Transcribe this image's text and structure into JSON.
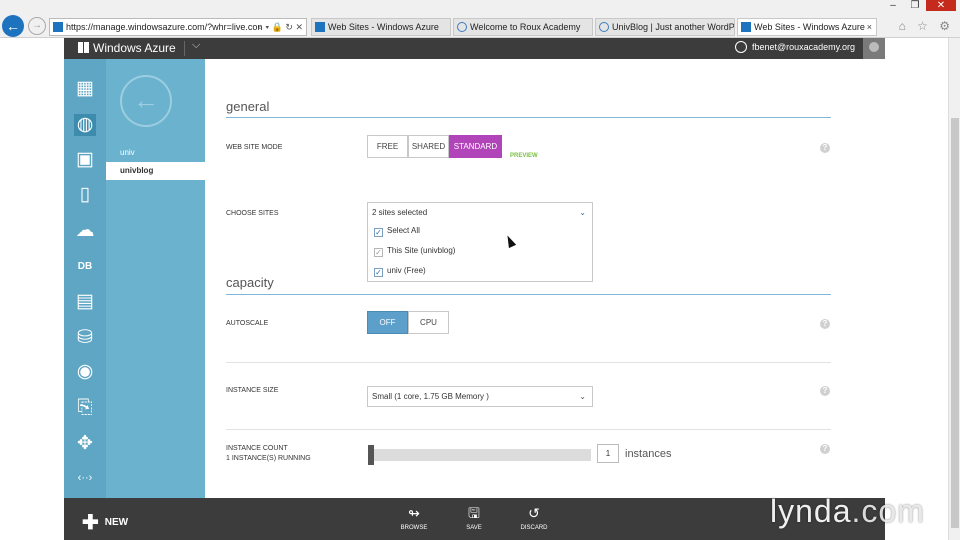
{
  "browser": {
    "address": "https://manage.windowsazure.com/?whr=live.con",
    "address_icons": "⌕ ▾ 🔒 ↻ ✕",
    "tabs": [
      {
        "label": "Web Sites - Windows Azure"
      },
      {
        "label": "Welcome to Roux Academy"
      },
      {
        "label": "UnivBlog | Just another WordP..."
      },
      {
        "label": "Web Sites - Windows Azure",
        "close": "×"
      }
    ],
    "window_controls": [
      "–",
      "❐",
      "✕"
    ],
    "toolbar_icons": "⌂ ☆ ⚙"
  },
  "header": {
    "brand": "Windows Azure",
    "caret": "⌵",
    "user": "fbenet@rouxacademy.org"
  },
  "icon_rail": [
    {
      "name": "all-items-icon",
      "glyph": "▦"
    },
    {
      "name": "web-sites-icon",
      "glyph": "◍"
    },
    {
      "name": "virtual-machines-icon",
      "glyph": "▣"
    },
    {
      "name": "mobile-services-icon",
      "glyph": "▯"
    },
    {
      "name": "cloud-services-icon",
      "glyph": "☁"
    },
    {
      "name": "sql-databases-icon",
      "glyph": "DB"
    },
    {
      "name": "storage-icon",
      "glyph": "▤"
    },
    {
      "name": "hdinsight-icon",
      "glyph": "⛁"
    },
    {
      "name": "media-services-icon",
      "glyph": "◉"
    },
    {
      "name": "service-bus-icon",
      "glyph": "⎘"
    },
    {
      "name": "networks-icon",
      "glyph": "✥"
    },
    {
      "name": "more-icon",
      "glyph": "‹··›"
    }
  ],
  "subnav": {
    "back_glyph": "←",
    "items": [
      {
        "label": "univ"
      },
      {
        "label": "univblog"
      }
    ]
  },
  "general": {
    "title": "general",
    "mode_label": "WEB SITE MODE",
    "modes": [
      "FREE",
      "SHARED",
      "STANDARD"
    ],
    "selected_mode": "STANDARD",
    "preview_tag": "PREVIEW",
    "choose_label": "CHOOSE SITES",
    "choose_value": "2 sites selected",
    "options": [
      {
        "label": "Select All",
        "checked": true
      },
      {
        "label": "This Site (univblog)",
        "checked": true,
        "disabled": true
      },
      {
        "label": "univ (Free)",
        "checked": true
      }
    ]
  },
  "capacity": {
    "title": "capacity",
    "autoscale_label": "AUTOSCALE",
    "autoscale_options": [
      "OFF",
      "CPU"
    ],
    "autoscale_selected": "OFF",
    "instance_size_label": "INSTANCE SIZE",
    "instance_size_value": "Small (1 core, 1.75 GB Memory )",
    "instance_count_label": "INSTANCE COUNT",
    "instance_running_label": "1 INSTANCE(S) RUNNING",
    "instance_count": "1",
    "instance_unit": "instances"
  },
  "help_glyph": "?",
  "chevron_glyph": "⌄",
  "check_glyph": "✓",
  "footer": {
    "new_label": "NEW",
    "new_glyph": "✚",
    "commands": [
      {
        "name": "browse",
        "label": "BROWSE",
        "glyph": "↬"
      },
      {
        "name": "save",
        "label": "SAVE",
        "glyph": "🖫"
      },
      {
        "name": "discard",
        "label": "DISCARD",
        "glyph": "↺"
      }
    ]
  },
  "watermark": {
    "brand": "lynda",
    "dom": ".com"
  },
  "colors": {
    "rail": "#5ea6c3",
    "subnav": "#6ab2cd",
    "magenta": "#b044b8",
    "blue": "#5c9fca"
  }
}
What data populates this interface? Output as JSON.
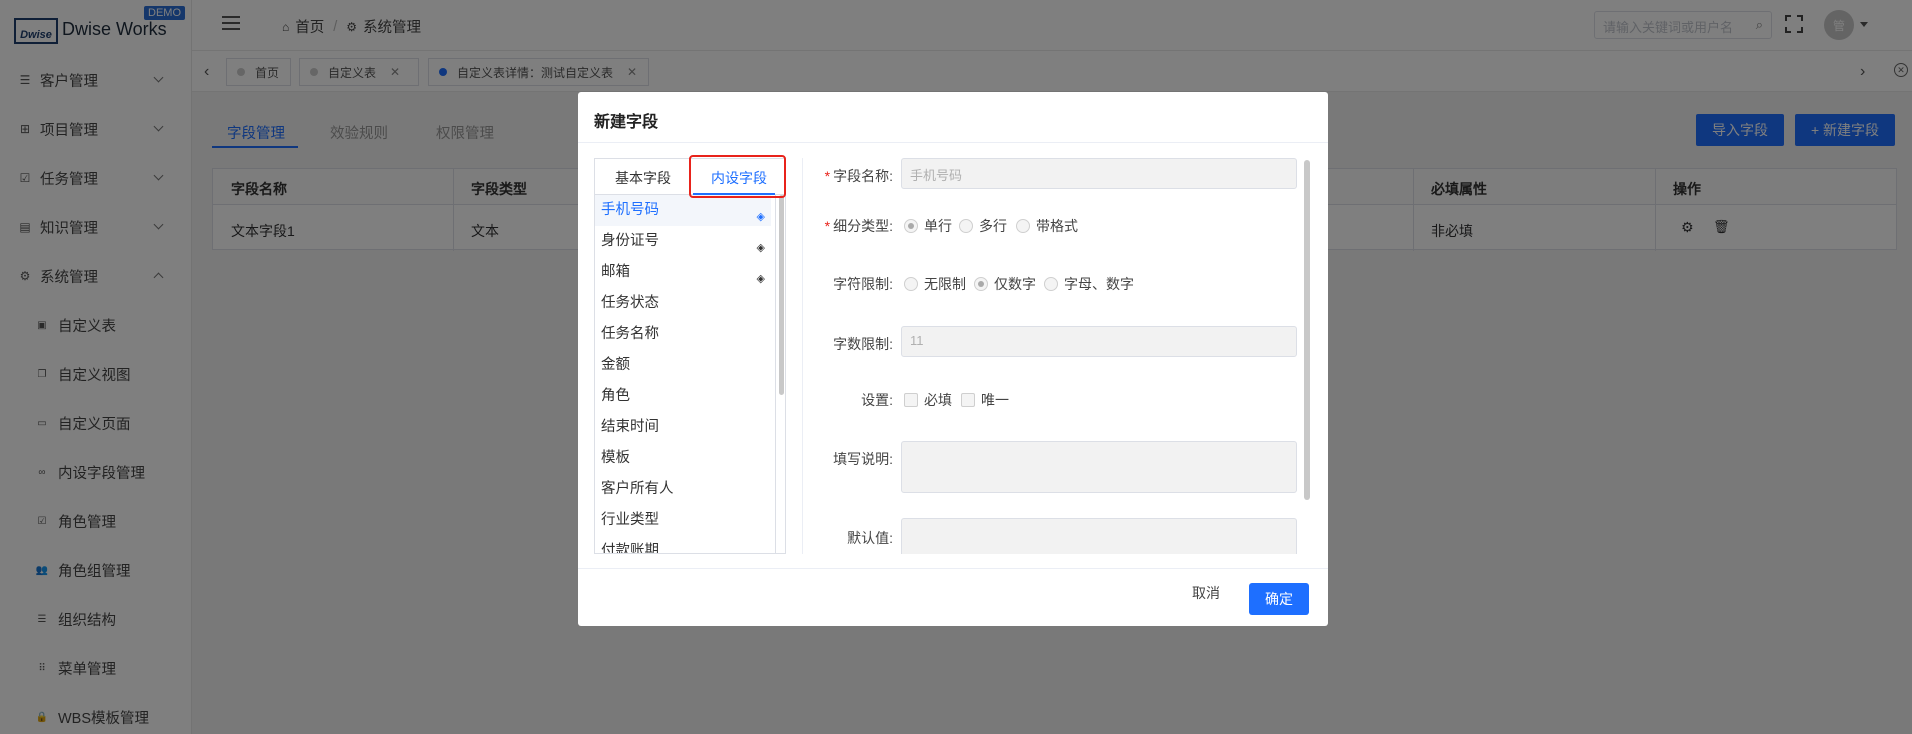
{
  "brand": {
    "logo_text": "Dwise",
    "name": "Dwise Works",
    "badge": "DEMO"
  },
  "sidebar": {
    "items": [
      {
        "label": "客户管理",
        "icon": "list-icon",
        "expanded": false
      },
      {
        "label": "项目管理",
        "icon": "grid-icon",
        "expanded": false
      },
      {
        "label": "任务管理",
        "icon": "calendar-check-icon",
        "expanded": false
      },
      {
        "label": "知识管理",
        "icon": "book-icon",
        "expanded": false
      },
      {
        "label": "系统管理",
        "icon": "gear-icon",
        "expanded": true
      }
    ],
    "sub_items": [
      {
        "label": "自定义表",
        "icon": "document-icon"
      },
      {
        "label": "自定义视图",
        "icon": "copy-icon"
      },
      {
        "label": "自定义页面",
        "icon": "window-icon"
      },
      {
        "label": "内设字段管理",
        "icon": "link-icon"
      },
      {
        "label": "角色管理",
        "icon": "check-square-icon"
      },
      {
        "label": "角色组管理",
        "icon": "users-icon"
      },
      {
        "label": "组织结构",
        "icon": "list-icon"
      },
      {
        "label": "菜单管理",
        "icon": "dots-grid-icon"
      },
      {
        "label": "WBS模板管理",
        "icon": "lock-icon"
      }
    ]
  },
  "header": {
    "breadcrumb": [
      "首页",
      "系统管理"
    ],
    "search_placeholder": "请输入关键词或用户名",
    "avatar_text": "管"
  },
  "tabs": [
    {
      "label": "首页",
      "active": false,
      "closable": false
    },
    {
      "label": "自定义表",
      "active": false,
      "closable": true
    },
    {
      "label": "自定义表详情：测试自定义表",
      "active": true,
      "closable": true
    }
  ],
  "page": {
    "inner_tabs": [
      "字段管理",
      "效验规则",
      "权限管理"
    ],
    "active_inner_tab": "字段管理",
    "import_button": "导入字段",
    "new_button": "+ 新建字段",
    "table": {
      "columns": [
        "字段名称",
        "字段类型",
        "必填属性",
        "操作"
      ],
      "rows": [
        {
          "name": "文本字段1",
          "type": "文本",
          "required": "非必填"
        }
      ]
    }
  },
  "modal": {
    "title": "新建字段",
    "field_tabs": [
      "基本字段",
      "内设字段"
    ],
    "active_field_tab": "内设字段",
    "field_list": [
      {
        "label": "手机号码",
        "stacked": true,
        "active": true
      },
      {
        "label": "身份证号",
        "stacked": true,
        "active": false
      },
      {
        "label": "邮箱",
        "stacked": true,
        "active": false
      },
      {
        "label": "任务状态",
        "stacked": false,
        "active": false
      },
      {
        "label": "任务名称",
        "stacked": false,
        "active": false
      },
      {
        "label": "金额",
        "stacked": false,
        "active": false
      },
      {
        "label": "角色",
        "stacked": false,
        "active": false
      },
      {
        "label": "结束时间",
        "stacked": false,
        "active": false
      },
      {
        "label": "模板",
        "stacked": false,
        "active": false
      },
      {
        "label": "客户所有人",
        "stacked": false,
        "active": false
      },
      {
        "label": "行业类型",
        "stacked": false,
        "active": false
      },
      {
        "label": "付款账期",
        "stacked": false,
        "active": false
      }
    ],
    "form": {
      "name_label": "字段名称:",
      "name_placeholder": "手机号码",
      "subtype_label": "细分类型:",
      "subtype_options": [
        "单行",
        "多行",
        "带格式"
      ],
      "subtype_selected": "单行",
      "charlimit_label": "字符限制:",
      "charlimit_options": [
        "无限制",
        "仅数字",
        "字母、数字"
      ],
      "charlimit_selected": "仅数字",
      "length_label": "字数限制:",
      "length_value": "11",
      "settings_label": "设置:",
      "settings_options": [
        "必填",
        "唯一"
      ],
      "description_label": "填写说明:",
      "default_label": "默认值:"
    },
    "cancel_button": "取消",
    "ok_button": "确定"
  },
  "colors": {
    "primary": "#1e6fff",
    "highlight": "#e8231b"
  }
}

_ _ _ _ _ _ _

* Short exercise *
Output the records above exactly; leave out the pictures.

* Task response *
Transcribe this image's text and structure into JSON.
{
  "browser": {
    "address": "https://manage.windowsazure.com/?whr=live.con",
    "address_icons": "⌕ ▾ 🔒 ↻ ✕",
    "tabs": [
      {
        "label": "Web Sites - Windows Azure"
      },
      {
        "label": "Welcome to Roux Academy"
      },
      {
        "label": "UnivBlog | Just another WordP..."
      },
      {
        "label": "Web Sites - Windows Azure",
        "close": "×"
      }
    ],
    "window_controls": [
      "–",
      "❐",
      "✕"
    ],
    "toolbar_icons": "⌂ ☆ ⚙"
  },
  "header": {
    "brand": "Windows Azure",
    "caret": "⌵",
    "user": "fbenet@rouxacademy.org"
  },
  "icon_rail": [
    {
      "name": "all-items-icon",
      "glyph": "▦"
    },
    {
      "name": "web-sites-icon",
      "glyph": "◍"
    },
    {
      "name": "virtual-machines-icon",
      "glyph": "▣"
    },
    {
      "name": "mobile-services-icon",
      "glyph": "▯"
    },
    {
      "name": "cloud-services-icon",
      "glyph": "☁"
    },
    {
      "name": "sql-databases-icon",
      "glyph": "DB"
    },
    {
      "name": "storage-icon",
      "glyph": "▤"
    },
    {
      "name": "hdinsight-icon",
      "glyph": "⛁"
    },
    {
      "name": "media-services-icon",
      "glyph": "◉"
    },
    {
      "name": "service-bus-icon",
      "glyph": "⎘"
    },
    {
      "name": "networks-icon",
      "glyph": "✥"
    },
    {
      "name": "more-icon",
      "glyph": "‹··›"
    }
  ],
  "subnav": {
    "back_glyph": "←",
    "items": [
      {
        "label": "univ"
      },
      {
        "label": "univblog"
      }
    ]
  },
  "general": {
    "title": "general",
    "mode_label": "WEB SITE MODE",
    "modes": [
      "FREE",
      "SHARED",
      "STANDARD"
    ],
    "selected_mode": "STANDARD",
    "preview_tag": "PREVIEW",
    "choose_label": "CHOOSE SITES",
    "choose_value": "2 sites selected",
    "options": [
      {
        "label": "Select All",
        "checked": true
      },
      {
        "label": "This Site (univblog)",
        "checked": true,
        "disabled": true
      },
      {
        "label": "univ (Free)",
        "checked": true
      }
    ]
  },
  "capacity": {
    "title": "capacity",
    "autoscale_label": "AUTOSCALE",
    "autoscale_options": [
      "OFF",
      "CPU"
    ],
    "autoscale_selected": "OFF",
    "instance_size_label": "INSTANCE SIZE",
    "instance_size_value": "Small (1 core, 1.75 GB Memory )",
    "instance_count_label": "INSTANCE COUNT",
    "instance_running_label": "1 INSTANCE(S) RUNNING",
    "instance_count": "1",
    "instance_unit": "instances"
  },
  "help_glyph": "?",
  "chevron_glyph": "⌄",
  "check_glyph": "✓",
  "footer": {
    "new_label": "NEW",
    "new_glyph": "✚",
    "commands": [
      {
        "name": "browse",
        "label": "BROWSE",
        "glyph": "↬"
      },
      {
        "name": "save",
        "label": "SAVE",
        "glyph": "🖫"
      },
      {
        "name": "discard",
        "label": "DISCARD",
        "glyph": "↺"
      }
    ]
  },
  "watermark": {
    "brand": "lynda",
    "dom": ".com"
  },
  "colors": {
    "rail": "#5ea6c3",
    "subnav": "#6ab2cd",
    "magenta": "#b044b8",
    "blue": "#5c9fca"
  }
}
What data populates this interface? Output as JSON.
{
  "brand": {
    "logo_text": "Dwise",
    "name": "Dwise Works",
    "badge": "DEMO"
  },
  "sidebar": {
    "items": [
      {
        "label": "客户管理",
        "icon": "list-icon",
        "expanded": false
      },
      {
        "label": "项目管理",
        "icon": "grid-icon",
        "expanded": false
      },
      {
        "label": "任务管理",
        "icon": "calendar-check-icon",
        "expanded": false
      },
      {
        "label": "知识管理",
        "icon": "book-icon",
        "expanded": false
      },
      {
        "label": "系统管理",
        "icon": "gear-icon",
        "expanded": true
      }
    ],
    "sub_items": [
      {
        "label": "自定义表",
        "icon": "document-icon"
      },
      {
        "label": "自定义视图",
        "icon": "copy-icon"
      },
      {
        "label": "自定义页面",
        "icon": "window-icon"
      },
      {
        "label": "内设字段管理",
        "icon": "link-icon"
      },
      {
        "label": "角色管理",
        "icon": "check-square-icon"
      },
      {
        "label": "角色组管理",
        "icon": "users-icon"
      },
      {
        "label": "组织结构",
        "icon": "list-icon"
      },
      {
        "label": "菜单管理",
        "icon": "dots-grid-icon"
      },
      {
        "label": "WBS模板管理",
        "icon": "lock-icon"
      }
    ]
  },
  "header": {
    "breadcrumb": [
      "首页",
      "系统管理"
    ],
    "search_placeholder": "请输入关键词或用户名",
    "avatar_text": "管"
  },
  "tabs": [
    {
      "label": "首页",
      "active": false,
      "closable": false
    },
    {
      "label": "自定义表",
      "active": false,
      "closable": true
    },
    {
      "label": "自定义表详情：测试自定义表",
      "active": true,
      "closable": true
    }
  ],
  "page": {
    "inner_tabs": [
      "字段管理",
      "效验规则",
      "权限管理"
    ],
    "active_inner_tab": "字段管理",
    "import_button": "导入字段",
    "new_button": "+ 新建字段",
    "table": {
      "columns": [
        "字段名称",
        "字段类型",
        "必填属性",
        "操作"
      ],
      "rows": [
        {
          "name": "文本字段1",
          "type": "文本",
          "required": "非必填"
        }
      ]
    }
  },
  "modal": {
    "title": "新建字段",
    "field_tabs": [
      "基本字段",
      "内设字段"
    ],
    "active_field_tab": "内设字段",
    "field_list": [
      {
        "label": "手机号码",
        "stacked": true,
        "active": true
      },
      {
        "label": "身份证号",
        "stacked": true,
        "active": false
      },
      {
        "label": "邮箱",
        "stacked": true,
        "active": false
      },
      {
        "label": "任务状态",
        "stacked": false,
        "active": false
      },
      {
        "label": "任务名称",
        "stacked": false,
        "active": false
      },
      {
        "label": "金额",
        "stacked": false,
        "active": false
      },
      {
        "label": "角色",
        "stacked": false,
        "active": false
      },
      {
        "label": "结束时间",
        "stacked": false,
        "active": false
      },
      {
        "label": "模板",
        "stacked": false,
        "active": false
      },
      {
        "label": "客户所有人",
        "stacked": false,
        "active": false
      },
      {
        "label": "行业类型",
        "stacked": false,
        "active": false
      },
      {
        "label": "付款账期",
        "stacked": false,
        "active": false
      }
    ],
    "form": {
      "name_label": "字段名称:",
      "name_placeholder": "手机号码",
      "subtype_label": "细分类型:",
      "subtype_options": [
        "单行",
        "多行",
        "带格式"
      ],
      "subtype_selected": "单行",
      "charlimit_label": "字符限制:",
      "charlimit_options": [
        "无限制",
        "仅数字",
        "字母、数字"
      ],
      "charlimit_selected": "仅数字",
      "length_label": "字数限制:",
      "length_value": "11",
      "settings_label": "设置:",
      "settings_options": [
        "必填",
        "唯一"
      ],
      "description_label": "填写说明:",
      "default_label": "默认值:"
    },
    "cancel_button": "取消",
    "ok_button": "确定"
  },
  "colors": {
    "primary": "#1e6fff",
    "highlight": "#e8231b"
  }
}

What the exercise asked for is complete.